══ TEXT EXTRACT ══

[GitHub] [arrow] wgtmac commented on a diff in pull request #34054: GH-34053: [C++][Parquet] Write parquet page index

via GitHub Sun, 12 Mar 2023 19:42:34 -0700


wgtmac commented on code in PR #34054:
URL: https://github.com/apache/arrow/pull/34054#discussion_r1133370962



##########
cpp/src/parquet/arrow/arrow_reader_writer_test.cc:
##########
@@ -5146,5 +5158,96 @@ TEST(TestArrowReadWrite, FuzzReader) {
   }
 }
 
+TEST(TestArrowReadWrite, WriteReadPageIndexRoundTrip) {
+  // Enable page index to the writer.
+  auto writer_properties = WriterProperties::Builder()
+                               .enable_write_page_index()
+                               ->max_row_group_length(4)
+                               ->build();
+  auto arrow_writer_properties = default_arrow_writer_properties();
+  auto pool = ::arrow::default_memory_pool();
+  auto sink = CreateOutputStream();
+  auto schema = ::arrow::schema(
+      {::arrow::field("c0", ::arrow::int64()), ::arrow::field("c1", 
::arrow::utf8())});
+  std::shared_ptr<SchemaDescriptor> parquet_schema;
+  ASSERT_OK_NO_THROW(ToParquetSchema(schema.get(), *writer_properties,
+                                     *arrow_writer_properties, 
&parquet_schema));
+  auto schema_node = 
std::static_pointer_cast<GroupNode>(parquet_schema->schema_root());
+
+  // Prepare data and each row group contains 4 rows.
+  auto record_batch = ::arrow::RecordBatchFromJSON(schema, R"([
+      [1,     "a"],
+      [2,     "b"],
+      [3,     "c"],
+      [null,  "d"],
+      [5,     null],
+      [6,     "f"]

Review Comment:
   Added a list column to verify page index of repeated column.

═══

**REQUIRED TASKS**
1. Answer these questions about the Parquet page index review:
(a) What value does the test pass to max_row_group_length?
(b) What are the names of the two fields in the Arrow schema?
(c) What does the review comment say was added, and for what purpose?
2. Extend the Parquet page index review beyond its final sentence.

══ MATERIAL SUPPLIED ══

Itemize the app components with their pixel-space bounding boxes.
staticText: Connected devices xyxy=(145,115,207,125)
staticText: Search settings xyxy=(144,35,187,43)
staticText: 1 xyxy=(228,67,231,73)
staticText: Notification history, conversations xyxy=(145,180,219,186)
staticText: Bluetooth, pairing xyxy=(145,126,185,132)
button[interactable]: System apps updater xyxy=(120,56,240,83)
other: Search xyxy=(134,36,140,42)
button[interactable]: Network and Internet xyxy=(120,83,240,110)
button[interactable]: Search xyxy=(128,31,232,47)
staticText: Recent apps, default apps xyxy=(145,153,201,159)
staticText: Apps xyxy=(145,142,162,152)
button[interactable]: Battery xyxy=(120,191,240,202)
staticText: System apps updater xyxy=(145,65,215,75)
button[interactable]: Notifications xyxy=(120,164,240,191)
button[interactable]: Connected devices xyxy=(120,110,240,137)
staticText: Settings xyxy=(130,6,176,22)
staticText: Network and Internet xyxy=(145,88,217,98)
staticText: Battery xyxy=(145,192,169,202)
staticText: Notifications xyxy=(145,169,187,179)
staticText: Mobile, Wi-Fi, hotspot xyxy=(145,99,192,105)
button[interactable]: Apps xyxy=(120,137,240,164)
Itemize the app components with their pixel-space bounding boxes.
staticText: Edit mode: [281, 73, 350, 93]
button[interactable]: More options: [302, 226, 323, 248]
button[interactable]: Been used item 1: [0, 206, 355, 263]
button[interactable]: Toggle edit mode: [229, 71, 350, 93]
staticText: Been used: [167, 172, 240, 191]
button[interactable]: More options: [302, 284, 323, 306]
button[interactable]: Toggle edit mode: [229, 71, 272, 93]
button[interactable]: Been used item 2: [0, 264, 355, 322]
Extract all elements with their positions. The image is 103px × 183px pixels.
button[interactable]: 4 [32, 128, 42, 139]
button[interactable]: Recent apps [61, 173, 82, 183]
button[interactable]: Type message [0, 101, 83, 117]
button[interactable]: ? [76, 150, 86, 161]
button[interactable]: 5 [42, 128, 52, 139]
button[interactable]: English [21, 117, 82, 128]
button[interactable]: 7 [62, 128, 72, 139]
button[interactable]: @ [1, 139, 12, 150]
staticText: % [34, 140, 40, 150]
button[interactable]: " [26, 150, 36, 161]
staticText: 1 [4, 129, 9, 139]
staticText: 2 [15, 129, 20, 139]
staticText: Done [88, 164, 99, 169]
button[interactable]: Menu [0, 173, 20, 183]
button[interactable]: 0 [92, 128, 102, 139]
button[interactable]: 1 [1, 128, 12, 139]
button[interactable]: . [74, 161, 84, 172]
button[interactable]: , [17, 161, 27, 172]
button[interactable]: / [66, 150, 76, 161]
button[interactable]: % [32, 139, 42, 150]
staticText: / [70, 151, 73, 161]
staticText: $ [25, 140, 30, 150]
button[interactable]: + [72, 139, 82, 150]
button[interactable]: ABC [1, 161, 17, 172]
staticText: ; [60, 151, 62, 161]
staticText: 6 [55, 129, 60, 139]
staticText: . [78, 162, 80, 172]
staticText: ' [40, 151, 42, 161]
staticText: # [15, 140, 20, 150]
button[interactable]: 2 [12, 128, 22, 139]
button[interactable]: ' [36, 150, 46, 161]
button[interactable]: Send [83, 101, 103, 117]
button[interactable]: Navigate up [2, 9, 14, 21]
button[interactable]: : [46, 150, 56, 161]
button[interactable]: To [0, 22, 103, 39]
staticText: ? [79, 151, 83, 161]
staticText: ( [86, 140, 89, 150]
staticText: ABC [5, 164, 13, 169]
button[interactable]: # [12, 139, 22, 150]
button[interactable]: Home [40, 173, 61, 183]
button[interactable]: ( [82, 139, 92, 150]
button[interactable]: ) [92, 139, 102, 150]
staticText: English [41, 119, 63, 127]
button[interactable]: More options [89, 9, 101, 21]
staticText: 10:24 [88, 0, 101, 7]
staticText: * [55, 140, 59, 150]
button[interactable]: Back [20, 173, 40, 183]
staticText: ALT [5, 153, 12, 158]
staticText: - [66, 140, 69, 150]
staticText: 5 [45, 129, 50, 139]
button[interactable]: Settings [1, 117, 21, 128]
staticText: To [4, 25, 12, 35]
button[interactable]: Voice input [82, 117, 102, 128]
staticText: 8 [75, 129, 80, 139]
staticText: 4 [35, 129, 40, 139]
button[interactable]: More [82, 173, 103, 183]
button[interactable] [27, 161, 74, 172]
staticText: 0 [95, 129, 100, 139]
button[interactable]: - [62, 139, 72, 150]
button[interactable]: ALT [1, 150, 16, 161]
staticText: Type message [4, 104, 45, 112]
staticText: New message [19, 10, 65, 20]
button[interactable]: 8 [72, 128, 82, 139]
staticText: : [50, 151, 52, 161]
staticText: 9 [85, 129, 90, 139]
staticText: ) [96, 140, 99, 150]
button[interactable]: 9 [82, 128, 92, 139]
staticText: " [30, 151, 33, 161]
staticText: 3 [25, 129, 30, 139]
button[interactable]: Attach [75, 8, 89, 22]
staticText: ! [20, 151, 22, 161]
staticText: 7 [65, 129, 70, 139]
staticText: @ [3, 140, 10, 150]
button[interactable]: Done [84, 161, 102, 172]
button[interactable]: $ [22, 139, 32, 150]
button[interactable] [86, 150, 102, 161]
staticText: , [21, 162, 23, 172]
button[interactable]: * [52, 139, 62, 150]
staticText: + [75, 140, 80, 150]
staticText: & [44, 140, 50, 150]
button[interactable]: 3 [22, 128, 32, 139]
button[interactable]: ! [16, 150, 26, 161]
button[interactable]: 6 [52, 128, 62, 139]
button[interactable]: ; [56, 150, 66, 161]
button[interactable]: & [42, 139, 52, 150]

═══

**EXPECTED RESULTS**
1.
(a) 4
(b) c0 and c1
(c) A list column was added to verify the page index of a repeated column.

2.
##########
cpp/src/parquet/page_index.cc:
##########
@@ -426,6 +426,354 @@ class PageIndexReaderImpl : public PageIndexReader {
   std::unordered_map<int32_t, RowGroupIndexReadRange> index_read_ranges_;
 };
 
+/// \brief Internal state of page index builder.
+enum class BuilderState {
+  /// Created but not yet write any data.
+  kCreated,
+  /// Some data are written but not yet finished.
+  kStarted,
+  /// All data are written and no more write is allowed.
+  kFinished,
+  /// The builder has corrupted data or empty data and therefore discarded.
+  kDiscarded
+};
+
+template <typename DType>
+class ColumnIndexBuilderImpl final : public ColumnIndexBuilder {
+ public:
+  using T = typename DType::c_type;
+
+  explicit ColumnIndexBuilderImpl(const ColumnDescriptor* descr) : 
descr_(descr) {
+    /// Initialize the null_counts vector as set. Invalid null_counts vector 
from
+    /// any page will invalidate the null_counts vector of the column index.
+    column_index_.__isset.null_counts = true;
+    column_index_.boundary_order = format::BoundaryOrder::UNORDERED;
+  }
+
+  void AddPage(const EncodedStatistics& stats) override {
+    if (state_ == BuilderState::kFinished) {
+      throw ParquetException("Cannot add page to finished 
ColumnIndexBuilder.");
+    } else if (state_ == BuilderState::kDiscarded) {
+      /// The offset index is discarded. Do nothing.
+      return;
+    }
+
+    state_ = BuilderState::kStarted;
+
+    if (stats.all_null_value) {
+      column_index_.null_pages.emplace_back(true);
+      column_index_.min_values.emplace_back("");
+      column_index_.max_values.emplace_back("");
+    } else if (stats.has_min && stats.has_max) {
+      const size_t page_ordinal = column_index_.null_pages.size();
+      non_null_page_indices_.emplace_back(page_ordinal);
+      column_index_.min_values.emplace_back(stats.min());
+      column_index_.max_values.emplace_back(stats.max());
+      column_index_.null_pages.emplace_back(false);
+    } else {
+      /// This is a non-null page but it lacks of meaningful min/max values.
+      /// Discard the column index.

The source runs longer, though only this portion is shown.